Return all of the entries exactly as written.

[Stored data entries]
======

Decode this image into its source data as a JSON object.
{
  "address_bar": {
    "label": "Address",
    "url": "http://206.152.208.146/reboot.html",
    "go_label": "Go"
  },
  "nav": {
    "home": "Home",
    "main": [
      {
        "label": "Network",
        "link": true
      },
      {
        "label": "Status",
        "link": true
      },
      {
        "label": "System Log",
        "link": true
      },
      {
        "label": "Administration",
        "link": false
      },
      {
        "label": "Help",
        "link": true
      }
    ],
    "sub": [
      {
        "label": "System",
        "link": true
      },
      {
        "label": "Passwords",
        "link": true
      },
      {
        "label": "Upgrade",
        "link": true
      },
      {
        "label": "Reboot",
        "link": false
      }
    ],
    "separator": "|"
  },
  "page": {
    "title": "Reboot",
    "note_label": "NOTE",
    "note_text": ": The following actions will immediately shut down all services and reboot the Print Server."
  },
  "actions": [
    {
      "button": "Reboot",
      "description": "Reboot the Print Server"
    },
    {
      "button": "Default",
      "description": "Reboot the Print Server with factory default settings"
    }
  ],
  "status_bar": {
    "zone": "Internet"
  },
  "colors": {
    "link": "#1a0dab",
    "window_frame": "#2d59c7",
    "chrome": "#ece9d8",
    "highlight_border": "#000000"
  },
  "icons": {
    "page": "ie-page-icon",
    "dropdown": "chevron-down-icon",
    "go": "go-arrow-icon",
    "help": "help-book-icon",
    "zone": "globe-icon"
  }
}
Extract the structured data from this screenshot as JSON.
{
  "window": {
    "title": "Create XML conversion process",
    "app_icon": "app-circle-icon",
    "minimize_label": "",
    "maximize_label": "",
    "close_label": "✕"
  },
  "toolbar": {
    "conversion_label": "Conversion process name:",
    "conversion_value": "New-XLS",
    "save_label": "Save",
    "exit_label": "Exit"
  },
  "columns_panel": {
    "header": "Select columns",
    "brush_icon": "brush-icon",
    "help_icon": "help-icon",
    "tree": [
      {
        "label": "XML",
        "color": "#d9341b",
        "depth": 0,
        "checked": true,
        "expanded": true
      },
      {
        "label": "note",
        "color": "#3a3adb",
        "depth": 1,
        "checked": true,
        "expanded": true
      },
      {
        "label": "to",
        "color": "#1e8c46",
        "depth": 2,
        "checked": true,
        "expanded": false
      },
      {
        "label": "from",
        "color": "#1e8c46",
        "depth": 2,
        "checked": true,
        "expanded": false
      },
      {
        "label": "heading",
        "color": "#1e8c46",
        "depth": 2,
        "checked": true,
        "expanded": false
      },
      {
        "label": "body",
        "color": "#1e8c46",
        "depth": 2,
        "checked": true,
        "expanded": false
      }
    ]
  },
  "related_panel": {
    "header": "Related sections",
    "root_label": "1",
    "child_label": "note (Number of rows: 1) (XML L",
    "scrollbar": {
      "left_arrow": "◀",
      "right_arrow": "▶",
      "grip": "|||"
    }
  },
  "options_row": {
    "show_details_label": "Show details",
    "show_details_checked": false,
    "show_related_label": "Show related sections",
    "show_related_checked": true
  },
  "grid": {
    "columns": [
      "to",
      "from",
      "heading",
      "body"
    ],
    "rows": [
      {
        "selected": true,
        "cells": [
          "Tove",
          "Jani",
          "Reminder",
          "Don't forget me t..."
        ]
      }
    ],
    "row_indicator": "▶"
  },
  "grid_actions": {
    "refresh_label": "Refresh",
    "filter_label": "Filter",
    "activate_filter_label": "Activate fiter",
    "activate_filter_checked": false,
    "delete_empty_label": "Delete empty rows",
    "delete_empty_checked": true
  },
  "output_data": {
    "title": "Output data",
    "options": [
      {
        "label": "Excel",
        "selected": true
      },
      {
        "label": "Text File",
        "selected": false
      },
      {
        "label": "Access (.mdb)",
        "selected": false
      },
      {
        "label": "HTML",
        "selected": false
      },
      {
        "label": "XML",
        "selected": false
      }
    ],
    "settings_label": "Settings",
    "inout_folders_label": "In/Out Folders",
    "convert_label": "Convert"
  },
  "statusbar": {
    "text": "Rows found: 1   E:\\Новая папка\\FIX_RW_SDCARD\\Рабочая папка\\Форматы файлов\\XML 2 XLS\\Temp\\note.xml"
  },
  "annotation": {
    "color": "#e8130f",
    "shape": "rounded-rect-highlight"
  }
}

======

- **CORRECT OUTPUT**
Decode this image into its source data as a JSON object.
{
  "address_bar": {
    "label": "Address",
    "url": "http://206.152.208.146/reboot.html",
    "go_label": "Go"
  },
  "nav": {
    "home": "Home",
    "main": [
      {
        "label": "Network",
        "link": true
      },
      {
        "label": "Status",
        "link": true
      },
      {
        "label": "System Log",
        "link": true
      },
      {
        "label": "Administration",
        "link": false
      },
      {
        "label": "Help",
        "link": true
      }
    ],
    "sub": [
      {
        "label": "System",
        "link": true
      },
      {
        "label": "Passwords",
        "link": true
      },
      {
        "label": "Upgrade",
        "link": true
      },
      {
        "label": "Reboot",
        "link": false
      }
    ],
    "separator": "|"
  },
  "page": {
    "title": "Reboot",
    "note_label": "NOTE",
    "note_text": ": The following actions will immediately shut down all services and reboot the Print Server."
  },
  "actions": [
    {
      "button": "Reboot",
      "description": "Reboot the Print Server"
    },
    {
      "button": "Default",
      "description": "Reboot the Print Server with factory default settings"
    }
  ],
  "status_bar": {
    "zone": "Internet"
  },
  "colors": {
    "link": "#1a0dab",
    "window_frame": "#2d59c7",
    "chrome": "#ece9d8",
    "highlight_border": "#000000"
  },
  "icons": {
    "page": "ie-page-icon",
    "dropdown": "chevron-down-icon",
    "go": "go-arrow-icon",
    "help": "help-book-icon",
    "zone": "globe-icon"
  }
}
Extract the structured data from this screenshot as JSON.
{
  "window": {
    "title": "Create XML conversion process",
    "app_icon": "app-circle-icon",
    "minimize_label": "",
    "maximize_label": "",
    "close_label": "✕"
  },
  "toolbar": {
    "conversion_label": "Conversion process name:",
    "conversion_value": "New-XLS",
    "save_label": "Save",
    "exit_label": "Exit"
  },
  "columns_panel": {
    "header": "Select columns",
    "brush_icon": "brush-icon",
    "help_icon": "help-icon",
    "tree": [
      {
        "label": "XML",
        "color": "#d9341b",
        "depth": 0,
        "checked": true,
        "expanded": true
      },
      {
        "label": "note",
        "color": "#3a3adb",
        "depth": 1,
        "checked": true,
        "expanded": true
      },
      {
        "label": "to",
        "color": "#1e8c46",
        "depth": 2,
        "checked": true,
        "expanded": false
      },
      {
        "label": "from",
        "color": "#1e8c46",
        "depth": 2,
        "checked": true,
        "expanded": false
      },
      {
        "label": "heading",
        "color": "#1e8c46",
        "depth": 2,
        "checked": true,
        "expanded": false
      },
      {
        "label": "body",
        "color": "#1e8c46",
        "depth": 2,
        "checked": true,
        "expanded": false
      }
    ]
  },
  "related_panel": {
    "header": "Related sections",
    "root_label": "1",
    "child_label": "note (Number of rows: 1) (XML L",
    "scrollbar": {
      "left_arrow": "◀",
      "right_arrow": "▶",
      "grip": "|||"
    }
  },
  "options_row": {
    "show_details_label": "Show details",
    "show_details_checked": false,
    "show_related_label": "Show related sections",
    "show_related_checked": true
  },
  "grid": {
    "columns": [
      "to",
      "from",
      "heading",
      "body"
    ],
    "rows": [
      {
        "selected": true,
        "cells": [
          "Tove",
          "Jani",
          "Reminder",
          "Don't forget me t..."
        ]
      }
    ],
    "row_indicator": "▶"
  },
  "grid_actions": {
    "refresh_label": "Refresh",
    "filter_label": "Filter",
    "activate_filter_label": "Activate fiter",
    "activate_filter_checked": false,
    "delete_empty_label": "Delete empty rows",
    "delete_empty_checked": true
  },
  "output_data": {
    "title": "Output data",
    "options": [
      {
        "label": "Excel",
        "selected": true
      },
      {
        "label": "Text File",
        "selected": false
      },
      {
        "label": "Access (.mdb)",
        "selected": false
      },
      {
        "label": "HTML",
        "selected": false
      },
      {
        "label": "XML",
        "selected": false
      }
    ],
    "settings_label": "Settings",
    "inout_folders_label": "In/Out Folders",
    "convert_label": "Convert"
  },
  "statusbar": {
    "text": "Rows found: 1   E:\\Новая папка\\FIX_RW_SDCARD\\Рабочая папка\\Форматы файлов\\XML 2 XLS\\Temp\\note.xml"
  },
  "annotation": {
    "color": "#e8130f",
    "shape": "rounded-rect-highlight"
  }
}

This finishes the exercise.